[Saved entries]

——————————

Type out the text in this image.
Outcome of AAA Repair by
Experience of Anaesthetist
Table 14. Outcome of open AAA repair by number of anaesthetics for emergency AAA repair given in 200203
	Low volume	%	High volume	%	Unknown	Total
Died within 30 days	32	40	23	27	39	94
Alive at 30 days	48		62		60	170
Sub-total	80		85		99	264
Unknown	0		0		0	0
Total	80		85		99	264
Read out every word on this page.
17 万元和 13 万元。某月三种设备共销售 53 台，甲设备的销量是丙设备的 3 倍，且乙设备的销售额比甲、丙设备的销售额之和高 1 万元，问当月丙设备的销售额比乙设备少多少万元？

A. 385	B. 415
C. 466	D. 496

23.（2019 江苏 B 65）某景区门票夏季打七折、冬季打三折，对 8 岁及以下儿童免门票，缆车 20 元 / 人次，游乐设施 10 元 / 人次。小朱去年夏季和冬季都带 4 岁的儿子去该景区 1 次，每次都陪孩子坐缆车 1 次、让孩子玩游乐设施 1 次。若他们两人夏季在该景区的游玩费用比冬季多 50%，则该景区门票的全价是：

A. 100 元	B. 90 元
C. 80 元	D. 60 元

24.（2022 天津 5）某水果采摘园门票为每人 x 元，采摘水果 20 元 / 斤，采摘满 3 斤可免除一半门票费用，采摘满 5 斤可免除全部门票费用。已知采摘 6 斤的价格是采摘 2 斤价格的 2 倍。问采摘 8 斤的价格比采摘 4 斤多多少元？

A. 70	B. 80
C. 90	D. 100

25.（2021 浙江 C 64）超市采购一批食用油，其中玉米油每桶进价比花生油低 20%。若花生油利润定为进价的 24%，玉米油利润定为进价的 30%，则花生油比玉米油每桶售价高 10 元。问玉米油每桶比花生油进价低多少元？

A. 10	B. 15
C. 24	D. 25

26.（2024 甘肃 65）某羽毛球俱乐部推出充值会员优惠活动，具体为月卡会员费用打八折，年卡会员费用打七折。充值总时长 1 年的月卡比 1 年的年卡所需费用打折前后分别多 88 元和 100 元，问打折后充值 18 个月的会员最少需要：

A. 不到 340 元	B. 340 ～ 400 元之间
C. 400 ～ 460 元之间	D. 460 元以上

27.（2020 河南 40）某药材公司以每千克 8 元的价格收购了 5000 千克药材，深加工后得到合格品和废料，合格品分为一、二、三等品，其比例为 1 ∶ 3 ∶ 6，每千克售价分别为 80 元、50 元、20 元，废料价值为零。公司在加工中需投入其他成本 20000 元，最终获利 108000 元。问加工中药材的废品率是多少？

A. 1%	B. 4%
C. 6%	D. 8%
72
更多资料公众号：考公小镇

——————————

Repeat the preceding lines exactly, please, every one of them.

Type out the text in this image.
Outcome of AAA Repair by
Experience of Anaesthetist
Table 14. Outcome of open AAA repair by number of anaesthetics for emergency AAA repair given in 200203
	Low volume	%	High volume	%	Unknown	Total
Died within 30 days	32	40	23	27	39	94
Alive at 30 days	48		62		60	170
Sub-total	80		85		99	264
Unknown	0		0		0	0
Total	80		85		99	264
Read out every word on this page.
17 万元和 13 万元。某月三种设备共销售 53 台，甲设备的销量是丙设备的 3 倍，且乙设备的销售额比甲、丙设备的销售额之和高 1 万元，问当月丙设备的销售额比乙设备少多少万元？

A. 385	B. 415
C. 466	D. 496

23.（2019 江苏 B 65）某景区门票夏季打七折、冬季打三折，对 8 岁及以下儿童免门票，缆车 20 元 / 人次，游乐设施 10 元 / 人次。小朱去年夏季和冬季都带 4 岁的儿子去该景区 1 次，每次都陪孩子坐缆车 1 次、让孩子玩游乐设施 1 次。若他们两人夏季在该景区的游玩费用比冬季多 50%，则该景区门票的全价是：

A. 100 元	B. 90 元
C. 80 元	D. 60 元

24.（2022 天津 5）某水果采摘园门票为每人 x 元，采摘水果 20 元 / 斤，采摘满 3 斤可免除一半门票费用，采摘满 5 斤可免除全部门票费用。已知采摘 6 斤的价格是采摘 2 斤价格的 2 倍。问采摘 8 斤的价格比采摘 4 斤多多少元？

A. 70	B. 80
C. 90	D. 100

25.（2021 浙江 C 64）超市采购一批食用油，其中玉米油每桶进价比花生油低 20%。若花生油利润定为进价的 24%，玉米油利润定为进价的 30%，则花生油比玉米油每桶售价高 10 元。问玉米油每桶比花生油进价低多少元？

A. 10	B. 15
C. 24	D. 25

26.（2024 甘肃 65）某羽毛球俱乐部推出充值会员优惠活动，具体为月卡会员费用打八折，年卡会员费用打七折。充值总时长 1 年的月卡比 1 年的年卡所需费用打折前后分别多 88 元和 100 元，问打折后充值 18 个月的会员最少需要：

A. 不到 340 元	B. 340 ～ 400 元之间
C. 400 ～ 460 元之间	D. 460 元以上

27.（2020 河南 40）某药材公司以每千克 8 元的价格收购了 5000 千克药材，深加工后得到合格品和废料，合格品分为一、二、三等品，其比例为 1 ∶ 3 ∶ 6，每千克售价分别为 80 元、50 元、20 元，废料价值为零。公司在加工中需投入其他成本 20000 元，最终获利 108000 元。问加工中药材的废品率是多少？

A. 1%	B. 4%
C. 6%	D. 8%
72
更多资料公众号：考公小镇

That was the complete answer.